┌────────

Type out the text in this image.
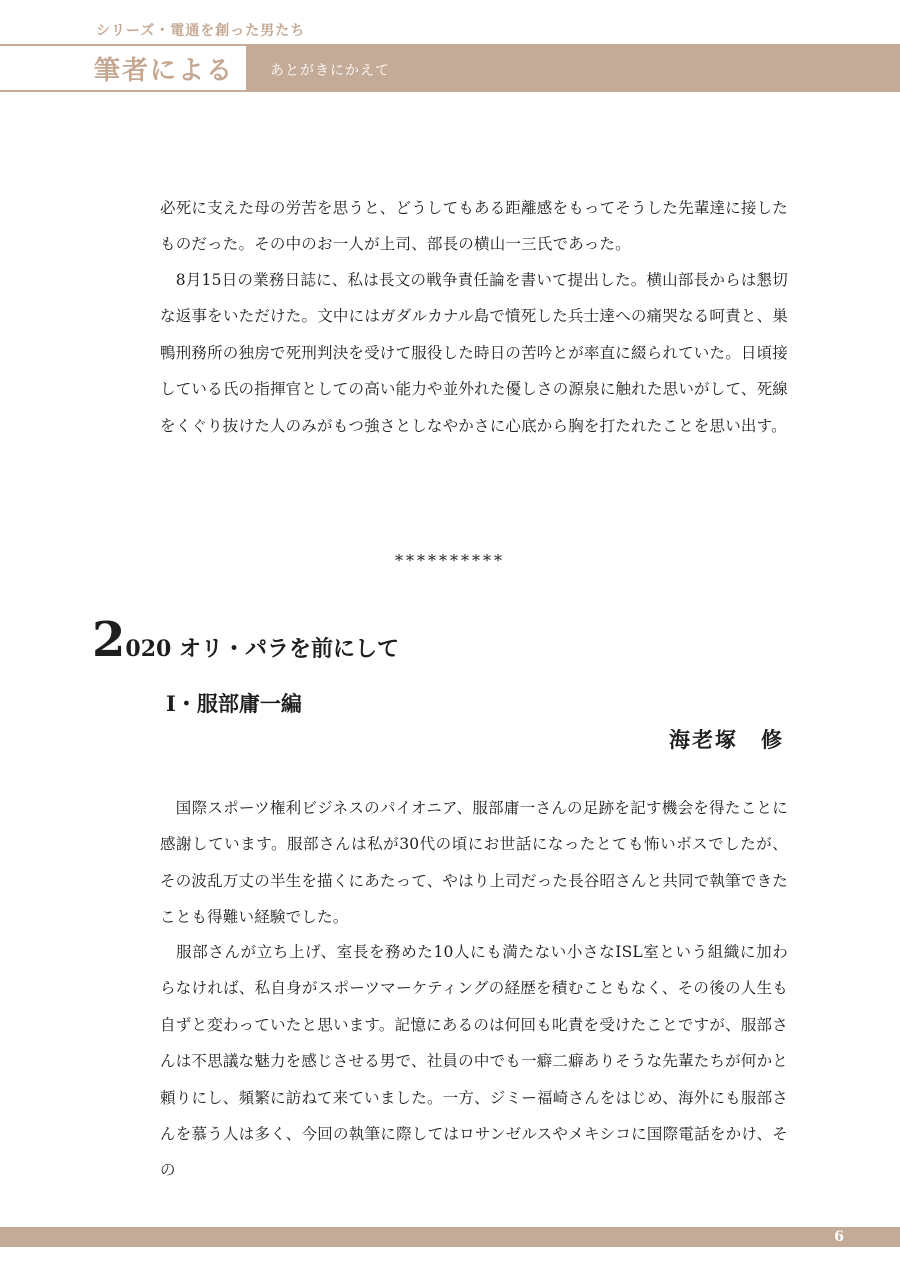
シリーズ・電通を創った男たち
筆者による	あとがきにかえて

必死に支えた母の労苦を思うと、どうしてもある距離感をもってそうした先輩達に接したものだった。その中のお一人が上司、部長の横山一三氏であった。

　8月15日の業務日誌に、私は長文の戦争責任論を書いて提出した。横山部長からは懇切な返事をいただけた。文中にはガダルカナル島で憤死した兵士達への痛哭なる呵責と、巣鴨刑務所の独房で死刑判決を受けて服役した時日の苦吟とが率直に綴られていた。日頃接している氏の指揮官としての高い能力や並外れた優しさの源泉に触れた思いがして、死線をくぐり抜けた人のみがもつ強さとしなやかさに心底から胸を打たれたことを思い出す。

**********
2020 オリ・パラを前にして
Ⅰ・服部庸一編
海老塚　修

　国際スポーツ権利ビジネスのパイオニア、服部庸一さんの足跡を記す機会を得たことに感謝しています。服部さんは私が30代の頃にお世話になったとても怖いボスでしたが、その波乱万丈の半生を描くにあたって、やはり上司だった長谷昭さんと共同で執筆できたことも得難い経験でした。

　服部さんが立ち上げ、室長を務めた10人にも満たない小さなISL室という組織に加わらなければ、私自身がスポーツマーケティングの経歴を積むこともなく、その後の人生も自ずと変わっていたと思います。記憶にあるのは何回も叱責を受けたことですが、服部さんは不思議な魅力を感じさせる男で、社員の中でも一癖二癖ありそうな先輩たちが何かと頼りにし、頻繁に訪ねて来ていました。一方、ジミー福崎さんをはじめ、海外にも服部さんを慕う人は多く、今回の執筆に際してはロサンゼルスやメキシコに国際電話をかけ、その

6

└────────

#### [Directive]
Reproduce the full listing above verbatim, with no pictures included.

#### [Expected output]
Type out the text in this image.
シリーズ・電通を創った男たち
筆者による	あとがきにかえて

必死に支えた母の労苦を思うと、どうしてもある距離感をもってそうした先輩達に接したものだった。その中のお一人が上司、部長の横山一三氏であった。

　8月15日の業務日誌に、私は長文の戦争責任論を書いて提出した。横山部長からは懇切な返事をいただけた。文中にはガダルカナル島で憤死した兵士達への痛哭なる呵責と、巣鴨刑務所の独房で死刑判決を受けて服役した時日の苦吟とが率直に綴られていた。日頃接している氏の指揮官としての高い能力や並外れた優しさの源泉に触れた思いがして、死線をくぐり抜けた人のみがもつ強さとしなやかさに心底から胸を打たれたことを思い出す。

**********
2020 オリ・パラを前にして
Ⅰ・服部庸一編
海老塚　修

　国際スポーツ権利ビジネスのパイオニア、服部庸一さんの足跡を記す機会を得たことに感謝しています。服部さんは私が30代の頃にお世話になったとても怖いボスでしたが、その波乱万丈の半生を描くにあたって、やはり上司だった長谷昭さんと共同で執筆できたことも得難い経験でした。

　服部さんが立ち上げ、室長を務めた10人にも満たない小さなISL室という組織に加わらなければ、私自身がスポーツマーケティングの経歴を積むこともなく、その後の人生も自ずと変わっていたと思います。記憶にあるのは何回も叱責を受けたことですが、服部さんは不思議な魅力を感じさせる男で、社員の中でも一癖二癖ありそうな先輩たちが何かと頼りにし、頻繁に訪ねて来ていました。一方、ジミー福崎さんをはじめ、海外にも服部さんを慕う人は多く、今回の執筆に際してはロサンゼルスやメキシコに国際電話をかけ、その

6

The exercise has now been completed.